# Records provided
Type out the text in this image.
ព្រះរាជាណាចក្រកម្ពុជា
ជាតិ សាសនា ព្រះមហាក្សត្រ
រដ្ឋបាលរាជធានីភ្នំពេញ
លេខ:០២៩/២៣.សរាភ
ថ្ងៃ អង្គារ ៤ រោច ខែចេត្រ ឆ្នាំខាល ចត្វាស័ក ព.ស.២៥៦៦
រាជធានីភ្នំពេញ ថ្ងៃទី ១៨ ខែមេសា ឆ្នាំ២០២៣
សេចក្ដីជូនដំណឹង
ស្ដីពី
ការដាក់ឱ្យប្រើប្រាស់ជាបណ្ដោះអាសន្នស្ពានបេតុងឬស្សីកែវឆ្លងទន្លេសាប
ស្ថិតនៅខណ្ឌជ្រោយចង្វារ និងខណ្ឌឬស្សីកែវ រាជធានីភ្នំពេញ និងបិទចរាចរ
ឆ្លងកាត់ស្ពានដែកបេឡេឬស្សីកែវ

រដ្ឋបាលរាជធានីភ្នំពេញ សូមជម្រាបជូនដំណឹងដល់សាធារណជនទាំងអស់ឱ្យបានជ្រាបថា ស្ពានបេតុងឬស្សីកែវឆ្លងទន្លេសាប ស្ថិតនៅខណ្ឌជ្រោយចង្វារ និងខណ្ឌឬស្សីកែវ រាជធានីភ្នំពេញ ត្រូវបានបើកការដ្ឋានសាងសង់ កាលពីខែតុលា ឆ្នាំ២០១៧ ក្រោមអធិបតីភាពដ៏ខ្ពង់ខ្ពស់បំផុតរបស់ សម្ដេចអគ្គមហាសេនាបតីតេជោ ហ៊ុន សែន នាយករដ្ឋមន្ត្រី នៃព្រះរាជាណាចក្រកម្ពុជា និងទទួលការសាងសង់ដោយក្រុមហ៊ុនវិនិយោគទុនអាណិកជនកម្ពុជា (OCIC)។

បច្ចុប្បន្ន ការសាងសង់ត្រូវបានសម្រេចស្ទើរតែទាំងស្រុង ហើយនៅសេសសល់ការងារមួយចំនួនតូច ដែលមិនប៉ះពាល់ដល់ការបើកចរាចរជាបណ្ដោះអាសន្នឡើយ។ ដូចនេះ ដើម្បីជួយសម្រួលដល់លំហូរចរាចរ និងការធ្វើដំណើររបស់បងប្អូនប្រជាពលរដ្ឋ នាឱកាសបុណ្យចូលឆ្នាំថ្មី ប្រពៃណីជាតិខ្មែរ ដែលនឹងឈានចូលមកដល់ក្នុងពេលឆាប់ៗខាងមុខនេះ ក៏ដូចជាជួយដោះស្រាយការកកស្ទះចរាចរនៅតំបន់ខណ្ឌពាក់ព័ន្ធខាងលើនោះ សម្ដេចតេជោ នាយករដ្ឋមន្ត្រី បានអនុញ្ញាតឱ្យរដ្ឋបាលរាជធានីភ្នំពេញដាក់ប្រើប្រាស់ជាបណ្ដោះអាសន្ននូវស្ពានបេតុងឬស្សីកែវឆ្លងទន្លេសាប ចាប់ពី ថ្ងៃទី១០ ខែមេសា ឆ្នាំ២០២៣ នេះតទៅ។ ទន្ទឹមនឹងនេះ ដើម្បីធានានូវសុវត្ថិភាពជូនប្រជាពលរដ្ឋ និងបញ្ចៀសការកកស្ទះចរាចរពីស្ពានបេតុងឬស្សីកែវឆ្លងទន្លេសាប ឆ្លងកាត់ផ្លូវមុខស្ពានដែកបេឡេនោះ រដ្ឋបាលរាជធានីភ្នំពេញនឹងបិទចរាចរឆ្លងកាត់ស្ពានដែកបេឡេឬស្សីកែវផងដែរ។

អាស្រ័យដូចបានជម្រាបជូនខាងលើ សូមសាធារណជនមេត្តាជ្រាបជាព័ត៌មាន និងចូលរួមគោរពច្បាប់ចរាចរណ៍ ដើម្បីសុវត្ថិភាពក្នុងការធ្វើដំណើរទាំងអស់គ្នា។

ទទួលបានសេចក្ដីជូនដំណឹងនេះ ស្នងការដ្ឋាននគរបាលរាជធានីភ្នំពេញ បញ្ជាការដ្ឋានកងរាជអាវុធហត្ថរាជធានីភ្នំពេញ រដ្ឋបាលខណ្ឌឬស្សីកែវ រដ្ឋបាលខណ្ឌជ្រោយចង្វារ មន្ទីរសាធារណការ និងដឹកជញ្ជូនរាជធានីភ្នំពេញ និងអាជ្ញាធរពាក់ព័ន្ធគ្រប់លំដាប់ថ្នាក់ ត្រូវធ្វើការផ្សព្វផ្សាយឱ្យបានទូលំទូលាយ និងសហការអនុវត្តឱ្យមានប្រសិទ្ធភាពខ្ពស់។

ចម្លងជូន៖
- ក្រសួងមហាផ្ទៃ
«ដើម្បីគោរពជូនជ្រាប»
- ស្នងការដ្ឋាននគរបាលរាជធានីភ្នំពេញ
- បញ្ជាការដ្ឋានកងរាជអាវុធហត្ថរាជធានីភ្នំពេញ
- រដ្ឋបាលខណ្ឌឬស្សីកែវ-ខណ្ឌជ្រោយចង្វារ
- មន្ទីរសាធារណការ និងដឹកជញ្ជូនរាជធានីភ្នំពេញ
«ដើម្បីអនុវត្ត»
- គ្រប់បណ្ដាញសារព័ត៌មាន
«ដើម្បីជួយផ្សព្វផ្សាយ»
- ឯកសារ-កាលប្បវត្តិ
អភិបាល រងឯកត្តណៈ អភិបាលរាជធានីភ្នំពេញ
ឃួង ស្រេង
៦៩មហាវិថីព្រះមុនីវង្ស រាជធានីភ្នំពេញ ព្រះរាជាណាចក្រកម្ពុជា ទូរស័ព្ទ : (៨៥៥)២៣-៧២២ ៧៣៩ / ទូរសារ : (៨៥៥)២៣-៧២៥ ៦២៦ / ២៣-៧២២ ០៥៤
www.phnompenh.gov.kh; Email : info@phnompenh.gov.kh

# Problem to solve
State how many lines of the records above contain the word "យករដ", and give only that number.

# Correct output
2